Work instructions >> Reproduce all of the records exactly.

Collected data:

[start]

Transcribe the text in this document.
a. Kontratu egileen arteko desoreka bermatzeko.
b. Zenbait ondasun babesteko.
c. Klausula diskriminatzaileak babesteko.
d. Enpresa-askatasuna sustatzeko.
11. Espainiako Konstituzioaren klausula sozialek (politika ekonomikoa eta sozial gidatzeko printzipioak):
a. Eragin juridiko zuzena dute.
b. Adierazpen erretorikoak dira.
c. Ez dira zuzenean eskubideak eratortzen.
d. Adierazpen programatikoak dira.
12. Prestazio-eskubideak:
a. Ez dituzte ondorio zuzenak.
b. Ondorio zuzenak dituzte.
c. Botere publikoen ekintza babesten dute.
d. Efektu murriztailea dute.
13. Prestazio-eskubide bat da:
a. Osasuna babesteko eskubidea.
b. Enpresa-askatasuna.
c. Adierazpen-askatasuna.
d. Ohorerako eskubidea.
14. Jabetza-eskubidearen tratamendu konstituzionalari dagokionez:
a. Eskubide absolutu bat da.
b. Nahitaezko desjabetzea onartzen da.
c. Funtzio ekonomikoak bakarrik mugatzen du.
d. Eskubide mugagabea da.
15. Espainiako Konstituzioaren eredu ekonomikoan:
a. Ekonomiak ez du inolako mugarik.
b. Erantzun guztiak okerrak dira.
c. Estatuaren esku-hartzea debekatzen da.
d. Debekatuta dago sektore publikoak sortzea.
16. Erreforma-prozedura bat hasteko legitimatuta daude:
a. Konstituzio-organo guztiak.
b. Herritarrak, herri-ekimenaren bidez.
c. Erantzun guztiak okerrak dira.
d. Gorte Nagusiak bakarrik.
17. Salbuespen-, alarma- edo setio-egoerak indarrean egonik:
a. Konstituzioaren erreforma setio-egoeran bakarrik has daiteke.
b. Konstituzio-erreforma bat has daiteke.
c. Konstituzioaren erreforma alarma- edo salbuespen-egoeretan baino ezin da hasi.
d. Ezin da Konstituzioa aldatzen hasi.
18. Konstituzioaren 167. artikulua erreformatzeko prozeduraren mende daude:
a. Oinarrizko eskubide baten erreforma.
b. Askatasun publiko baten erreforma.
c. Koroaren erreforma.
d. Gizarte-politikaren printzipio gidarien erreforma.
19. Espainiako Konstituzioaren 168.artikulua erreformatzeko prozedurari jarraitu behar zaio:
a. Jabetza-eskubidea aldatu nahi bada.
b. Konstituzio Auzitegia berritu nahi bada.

[end]

Solved problem >>
Transcribe the text in this document.
a. Kontratu egileen arteko desoreka bermatzeko.
b. Zenbait ondasun babesteko.
c. Klausula diskriminatzaileak babesteko.
d. Enpresa-askatasuna sustatzeko.
11. Espainiako Konstituzioaren klausula sozialek (politika ekonomikoa eta sozial gidatzeko printzipioak):
a. Eragin juridiko zuzena dute.
b. Adierazpen erretorikoak dira.
c. Ez dira zuzenean eskubideak eratortzen.
d. Adierazpen programatikoak dira.
12. Prestazio-eskubideak:
a. Ez dituzte ondorio zuzenak.
b. Ondorio zuzenak dituzte.
c. Botere publikoen ekintza babesten dute.
d. Efektu murriztailea dute.
13. Prestazio-eskubide bat da:
a. Osasuna babesteko eskubidea.
b. Enpresa-askatasuna.
c. Adierazpen-askatasuna.
d. Ohorerako eskubidea.
14. Jabetza-eskubidearen tratamendu konstituzionalari dagokionez:
a. Eskubide absolutu bat da.
b. Nahitaezko desjabetzea onartzen da.
c. Funtzio ekonomikoak bakarrik mugatzen du.
d. Eskubide mugagabea da.
15. Espainiako Konstituzioaren eredu ekonomikoan:
a. Ekonomiak ez du inolako mugarik.
b. Erantzun guztiak okerrak dira.
c. Estatuaren esku-hartzea debekatzen da.
d. Debekatuta dago sektore publikoak sortzea.
16. Erreforma-prozedura bat hasteko legitimatuta daude:
a. Konstituzio-organo guztiak.
b. Herritarrak, herri-ekimenaren bidez.
c. Erantzun guztiak okerrak dira.
d. Gorte Nagusiak bakarrik.
17. Salbuespen-, alarma- edo setio-egoerak indarrean egonik:
a. Konstituzioaren erreforma setio-egoeran bakarrik has daiteke.
b. Konstituzio-erreforma bat has daiteke.
c. Konstituzioaren erreforma alarma- edo salbuespen-egoeretan baino ezin da hasi.
d. Ezin da Konstituzioa aldatzen hasi.
18. Konstituzioaren 167. artikulua erreformatzeko prozeduraren mende daude:
a. Oinarrizko eskubide baten erreforma.
b. Askatasun publiko baten erreforma.
c. Koroaren erreforma.
d. Gizarte-politikaren printzipio gidarien erreforma.
19. Espainiako Konstituzioaren 168.artikulua erreformatzeko prozedurari jarraitu behar zaio:
a. Jabetza-eskubidea aldatu nahi bada.
b. Konstituzio Auzitegia berritu nahi bada.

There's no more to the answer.